> [Data records]:
---
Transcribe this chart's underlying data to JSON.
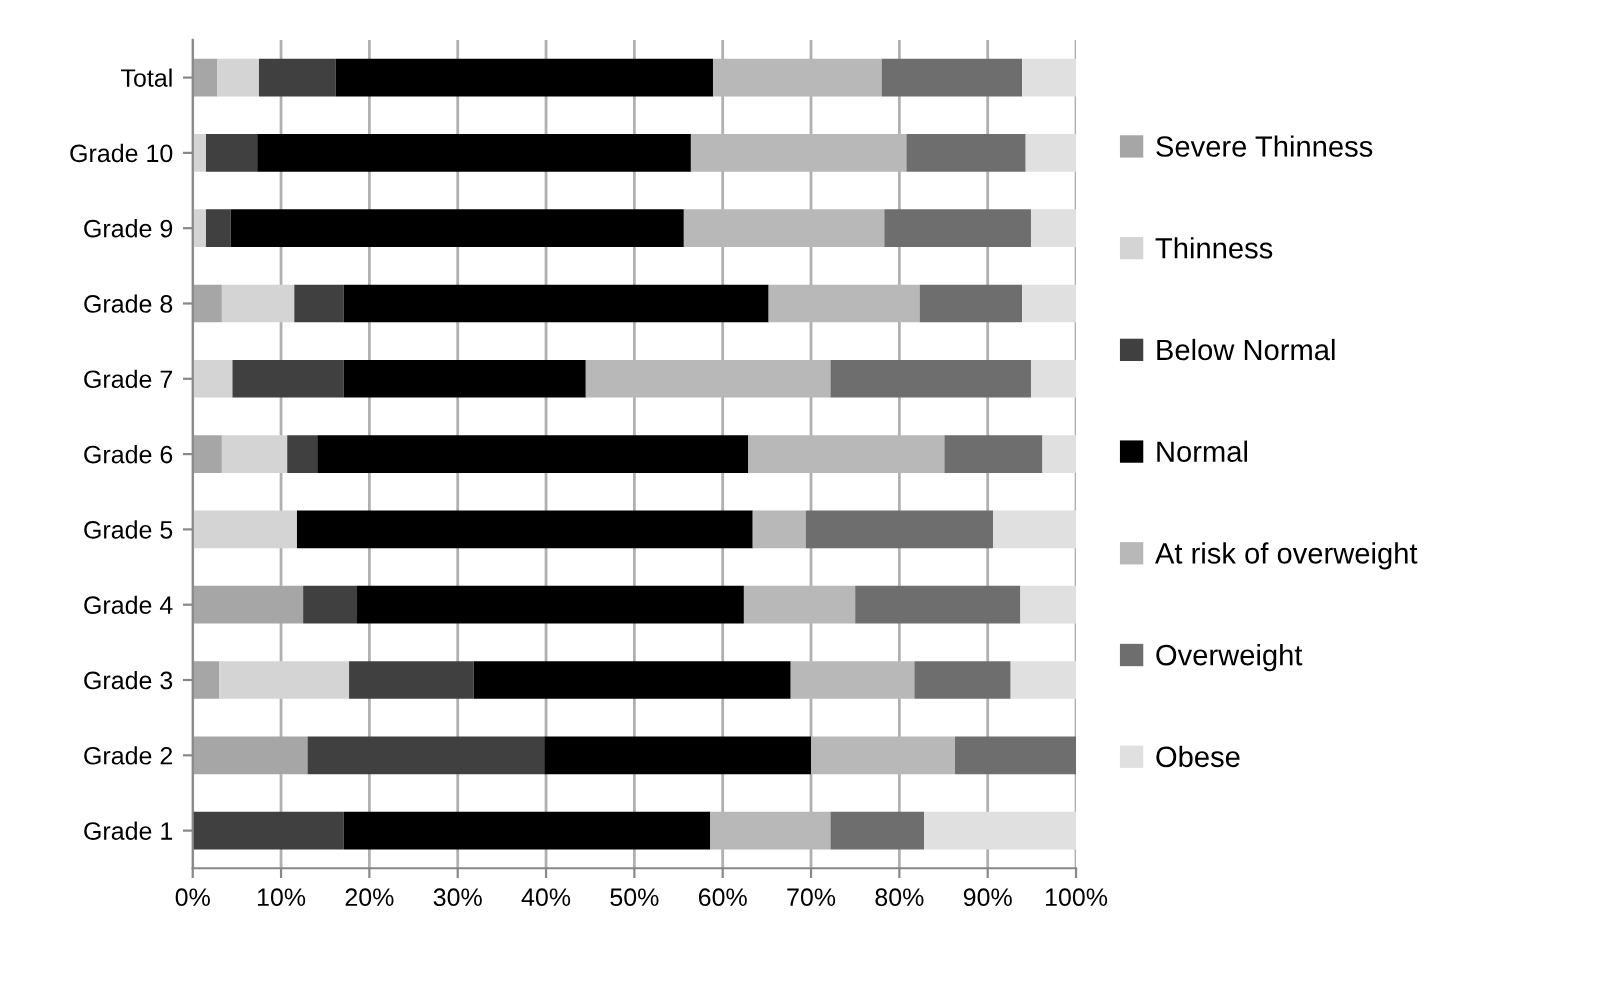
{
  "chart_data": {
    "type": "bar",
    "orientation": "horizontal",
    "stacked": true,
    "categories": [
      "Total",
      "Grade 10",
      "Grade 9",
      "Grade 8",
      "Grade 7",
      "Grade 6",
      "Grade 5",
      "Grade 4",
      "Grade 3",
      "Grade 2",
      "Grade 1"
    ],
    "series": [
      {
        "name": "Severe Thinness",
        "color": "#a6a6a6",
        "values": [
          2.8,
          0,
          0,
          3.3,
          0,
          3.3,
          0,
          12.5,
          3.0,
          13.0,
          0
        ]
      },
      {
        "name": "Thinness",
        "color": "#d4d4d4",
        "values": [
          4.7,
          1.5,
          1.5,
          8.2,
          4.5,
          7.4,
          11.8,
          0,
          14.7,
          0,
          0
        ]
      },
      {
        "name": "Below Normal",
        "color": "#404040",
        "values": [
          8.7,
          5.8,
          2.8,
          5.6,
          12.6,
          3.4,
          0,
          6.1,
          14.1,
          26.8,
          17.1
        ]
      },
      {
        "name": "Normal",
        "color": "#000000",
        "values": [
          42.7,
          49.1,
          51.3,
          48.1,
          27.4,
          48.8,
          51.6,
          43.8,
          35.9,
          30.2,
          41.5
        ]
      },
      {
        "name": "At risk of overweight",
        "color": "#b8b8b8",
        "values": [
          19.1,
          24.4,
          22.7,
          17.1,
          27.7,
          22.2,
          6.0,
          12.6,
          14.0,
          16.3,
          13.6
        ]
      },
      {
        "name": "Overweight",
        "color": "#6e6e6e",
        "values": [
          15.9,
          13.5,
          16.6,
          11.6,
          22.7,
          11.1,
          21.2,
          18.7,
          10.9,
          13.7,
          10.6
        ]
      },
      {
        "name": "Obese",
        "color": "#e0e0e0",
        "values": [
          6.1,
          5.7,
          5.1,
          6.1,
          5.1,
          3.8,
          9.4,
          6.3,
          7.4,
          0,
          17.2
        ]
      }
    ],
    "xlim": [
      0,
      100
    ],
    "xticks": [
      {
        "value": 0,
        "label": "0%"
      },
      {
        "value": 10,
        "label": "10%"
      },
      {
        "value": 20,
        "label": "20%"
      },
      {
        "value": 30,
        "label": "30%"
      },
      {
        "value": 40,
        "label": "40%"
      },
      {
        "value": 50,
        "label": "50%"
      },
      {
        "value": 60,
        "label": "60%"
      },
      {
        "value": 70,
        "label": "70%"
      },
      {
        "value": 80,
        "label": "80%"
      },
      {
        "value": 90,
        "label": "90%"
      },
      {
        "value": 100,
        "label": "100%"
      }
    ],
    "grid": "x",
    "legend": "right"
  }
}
---
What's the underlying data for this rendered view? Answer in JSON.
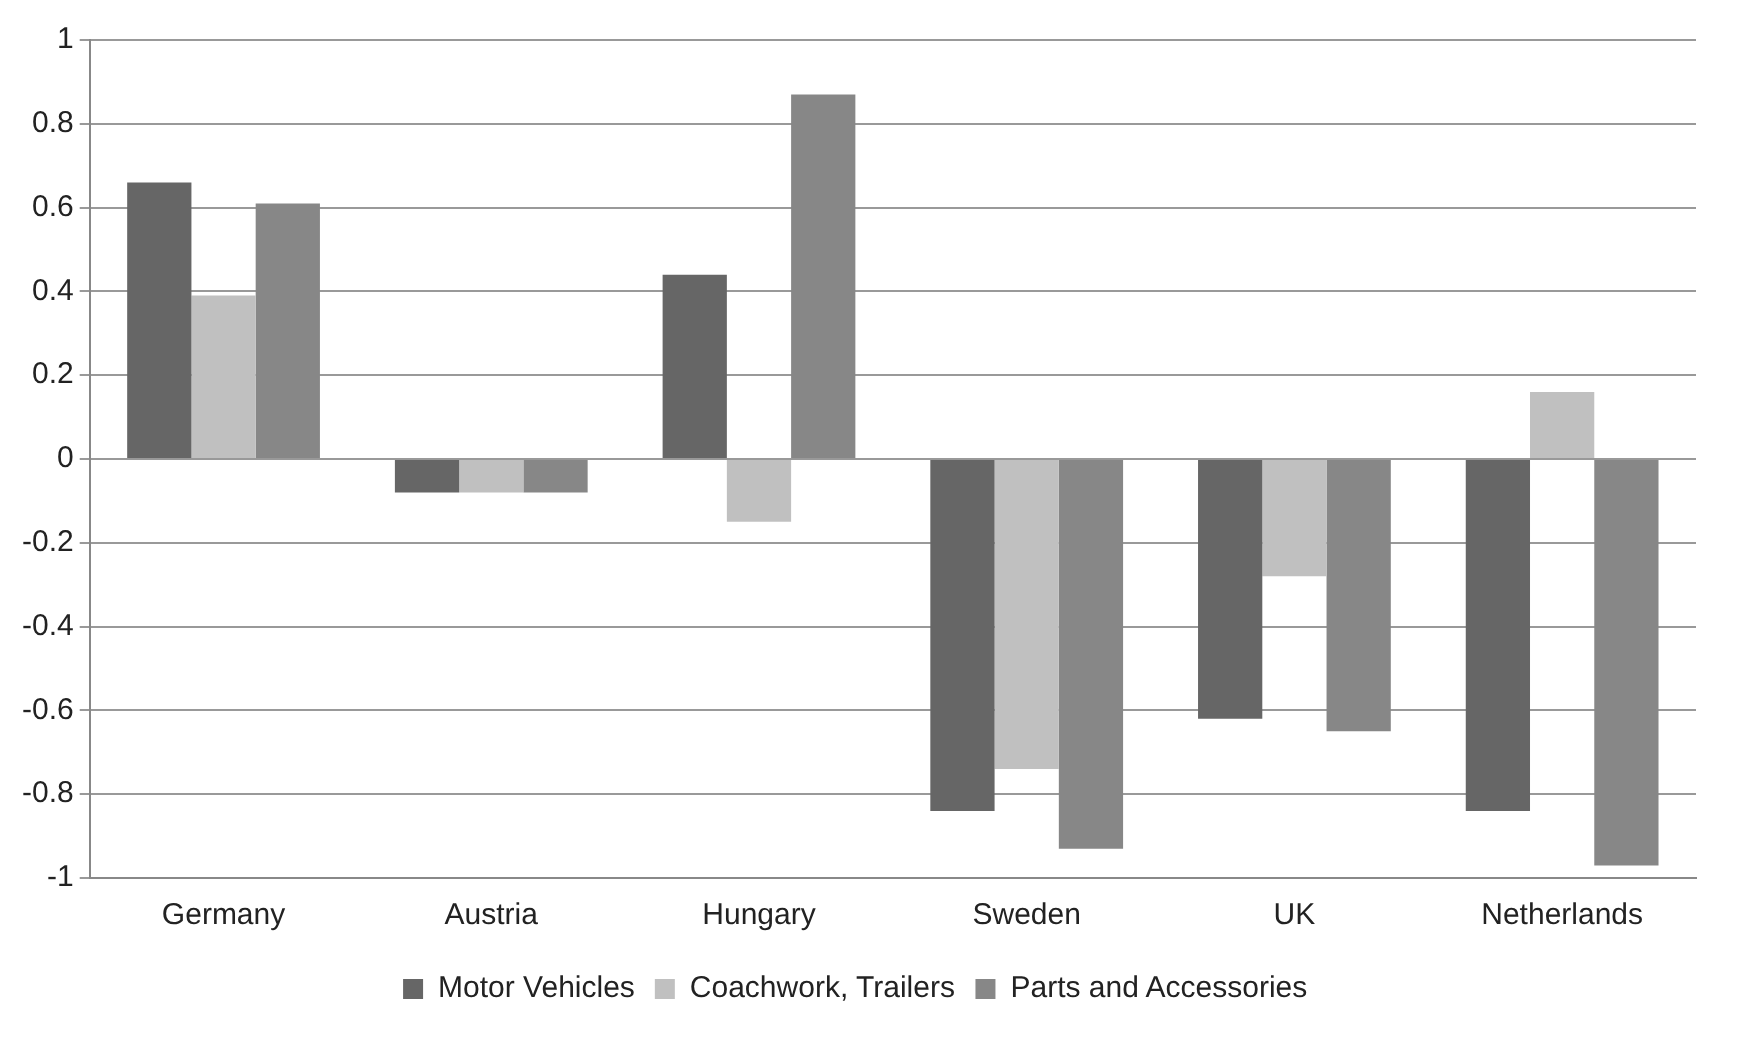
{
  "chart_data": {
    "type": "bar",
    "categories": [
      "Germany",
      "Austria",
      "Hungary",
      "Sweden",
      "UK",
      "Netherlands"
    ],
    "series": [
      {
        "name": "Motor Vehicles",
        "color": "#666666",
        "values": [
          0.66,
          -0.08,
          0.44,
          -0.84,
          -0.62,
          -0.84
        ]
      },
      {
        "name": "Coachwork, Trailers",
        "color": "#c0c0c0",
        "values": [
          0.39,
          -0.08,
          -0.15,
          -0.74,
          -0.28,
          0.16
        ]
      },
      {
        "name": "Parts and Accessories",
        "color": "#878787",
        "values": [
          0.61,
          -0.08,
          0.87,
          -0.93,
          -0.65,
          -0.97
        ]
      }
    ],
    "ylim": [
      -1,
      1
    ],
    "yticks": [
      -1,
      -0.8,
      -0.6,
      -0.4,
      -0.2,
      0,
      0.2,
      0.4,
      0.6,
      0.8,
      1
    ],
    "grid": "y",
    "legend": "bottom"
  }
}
---
> [What is expected]:
Copy every line in the listing above where the string "Thinness" turns up.

> [Right answer]:
        "name": "Severe Thinness",
        "name": "Thinness",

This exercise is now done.